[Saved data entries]
* * * *
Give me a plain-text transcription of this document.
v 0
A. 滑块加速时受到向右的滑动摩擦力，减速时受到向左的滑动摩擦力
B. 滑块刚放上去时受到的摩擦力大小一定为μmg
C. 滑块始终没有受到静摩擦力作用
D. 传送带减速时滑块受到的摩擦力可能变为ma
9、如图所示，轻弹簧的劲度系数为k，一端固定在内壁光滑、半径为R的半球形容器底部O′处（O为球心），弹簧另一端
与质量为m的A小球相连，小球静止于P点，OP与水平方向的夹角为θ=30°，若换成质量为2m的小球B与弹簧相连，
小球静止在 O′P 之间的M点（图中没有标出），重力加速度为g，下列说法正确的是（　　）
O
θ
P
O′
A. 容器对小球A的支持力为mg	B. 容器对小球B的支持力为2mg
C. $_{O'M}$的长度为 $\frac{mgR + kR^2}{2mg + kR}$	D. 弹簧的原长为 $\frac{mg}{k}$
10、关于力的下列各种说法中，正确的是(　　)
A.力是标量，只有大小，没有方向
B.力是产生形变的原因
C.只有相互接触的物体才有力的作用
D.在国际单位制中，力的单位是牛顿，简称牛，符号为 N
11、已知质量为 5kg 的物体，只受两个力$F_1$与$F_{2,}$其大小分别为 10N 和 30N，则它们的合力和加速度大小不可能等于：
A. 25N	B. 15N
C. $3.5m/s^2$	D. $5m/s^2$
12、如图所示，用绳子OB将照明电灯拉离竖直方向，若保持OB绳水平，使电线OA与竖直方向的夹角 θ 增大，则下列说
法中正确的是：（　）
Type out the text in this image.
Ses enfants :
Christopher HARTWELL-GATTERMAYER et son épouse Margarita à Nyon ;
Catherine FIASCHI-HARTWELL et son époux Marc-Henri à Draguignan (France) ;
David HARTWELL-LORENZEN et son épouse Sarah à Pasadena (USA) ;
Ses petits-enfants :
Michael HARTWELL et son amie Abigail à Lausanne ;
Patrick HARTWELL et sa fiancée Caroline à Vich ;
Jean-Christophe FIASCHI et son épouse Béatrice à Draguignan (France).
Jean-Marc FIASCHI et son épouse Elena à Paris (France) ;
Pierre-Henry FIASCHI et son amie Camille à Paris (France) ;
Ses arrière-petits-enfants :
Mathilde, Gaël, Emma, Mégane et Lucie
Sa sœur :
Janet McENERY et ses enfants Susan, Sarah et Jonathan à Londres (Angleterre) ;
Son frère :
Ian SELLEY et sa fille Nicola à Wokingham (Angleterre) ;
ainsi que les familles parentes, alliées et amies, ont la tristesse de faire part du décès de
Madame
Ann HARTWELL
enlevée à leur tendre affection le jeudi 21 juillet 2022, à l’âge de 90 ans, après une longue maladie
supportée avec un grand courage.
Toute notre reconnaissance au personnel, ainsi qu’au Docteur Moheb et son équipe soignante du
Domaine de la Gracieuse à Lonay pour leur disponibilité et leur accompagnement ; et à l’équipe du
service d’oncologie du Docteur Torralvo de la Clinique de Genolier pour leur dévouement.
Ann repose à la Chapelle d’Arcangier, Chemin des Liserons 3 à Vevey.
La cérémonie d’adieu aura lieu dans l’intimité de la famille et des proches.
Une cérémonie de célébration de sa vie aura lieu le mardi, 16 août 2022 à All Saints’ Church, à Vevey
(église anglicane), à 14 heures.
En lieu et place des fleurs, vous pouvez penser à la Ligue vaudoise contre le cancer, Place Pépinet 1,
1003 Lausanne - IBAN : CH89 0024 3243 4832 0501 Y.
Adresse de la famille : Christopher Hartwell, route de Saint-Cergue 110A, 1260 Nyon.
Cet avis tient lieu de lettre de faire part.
* * * *
# Exercise prompt
Reproduce the material exactly, with every line intact.

# Reply to the exercise
Give me a plain-text transcription of this document.
v 0
A. 滑块加速时受到向右的滑动摩擦力，减速时受到向左的滑动摩擦力
B. 滑块刚放上去时受到的摩擦力大小一定为μmg
C. 滑块始终没有受到静摩擦力作用
D. 传送带减速时滑块受到的摩擦力可能变为ma
9、如图所示，轻弹簧的劲度系数为k，一端固定在内壁光滑、半径为R的半球形容器底部O′处（O为球心），弹簧另一端
与质量为m的A小球相连，小球静止于P点，OP与水平方向的夹角为θ=30°，若换成质量为2m的小球B与弹簧相连，
小球静止在 O′P 之间的M点（图中没有标出），重力加速度为g，下列说法正确的是（　　）
O
θ
P
O′
A. 容器对小球A的支持力为mg	B. 容器对小球B的支持力为2mg
C. $_{O'M}$的长度为 $\frac{mgR + kR^2}{2mg + kR}$	D. 弹簧的原长为 $\frac{mg}{k}$
10、关于力的下列各种说法中，正确的是(　　)
A.力是标量，只有大小，没有方向
B.力是产生形变的原因
C.只有相互接触的物体才有力的作用
D.在国际单位制中，力的单位是牛顿，简称牛，符号为 N
11、已知质量为 5kg 的物体，只受两个力$F_1$与$F_{2,}$其大小分别为 10N 和 30N，则它们的合力和加速度大小不可能等于：
A. 25N	B. 15N
C. $3.5m/s^2$	D. $5m/s^2$
12、如图所示，用绳子OB将照明电灯拉离竖直方向，若保持OB绳水平，使电线OA与竖直方向的夹角 θ 增大，则下列说
法中正确的是：（　）
Type out the text in this image.
Ses enfants :
Christopher HARTWELL-GATTERMAYER et son épouse Margarita à Nyon ;
Catherine FIASCHI-HARTWELL et son époux Marc-Henri à Draguignan (France) ;
David HARTWELL-LORENZEN et son épouse Sarah à Pasadena (USA) ;
Ses petits-enfants :
Michael HARTWELL et son amie Abigail à Lausanne ;
Patrick HARTWELL et sa fiancée Caroline à Vich ;
Jean-Christophe FIASCHI et son épouse Béatrice à Draguignan (France).
Jean-Marc FIASCHI et son épouse Elena à Paris (France) ;
Pierre-Henry FIASCHI et son amie Camille à Paris (France) ;
Ses arrière-petits-enfants :
Mathilde, Gaël, Emma, Mégane et Lucie
Sa sœur :
Janet McENERY et ses enfants Susan, Sarah et Jonathan à Londres (Angleterre) ;
Son frère :
Ian SELLEY et sa fille Nicola à Wokingham (Angleterre) ;
ainsi que les familles parentes, alliées et amies, ont la tristesse de faire part du décès de
Madame
Ann HARTWELL
enlevée à leur tendre affection le jeudi 21 juillet 2022, à l’âge de 90 ans, après une longue maladie
supportée avec un grand courage.
Toute notre reconnaissance au personnel, ainsi qu’au Docteur Moheb et son équipe soignante du
Domaine de la Gracieuse à Lonay pour leur disponibilité et leur accompagnement ; et à l’équipe du
service d’oncologie du Docteur Torralvo de la Clinique de Genolier pour leur dévouement.
Ann repose à la Chapelle d’Arcangier, Chemin des Liserons 3 à Vevey.
La cérémonie d’adieu aura lieu dans l’intimité de la famille et des proches.
Une cérémonie de célébration de sa vie aura lieu le mardi, 16 août 2022 à All Saints’ Church, à Vevey
(église anglicane), à 14 heures.
En lieu et place des fleurs, vous pouvez penser à la Ligue vaudoise contre le cancer, Place Pépinet 1,
1003 Lausanne - IBAN : CH89 0024 3243 4832 0501 Y.
Adresse de la famille : Christopher Hartwell, route de Saint-Cergue 110A, 1260 Nyon.
Cet avis tient lieu de lettre de faire part.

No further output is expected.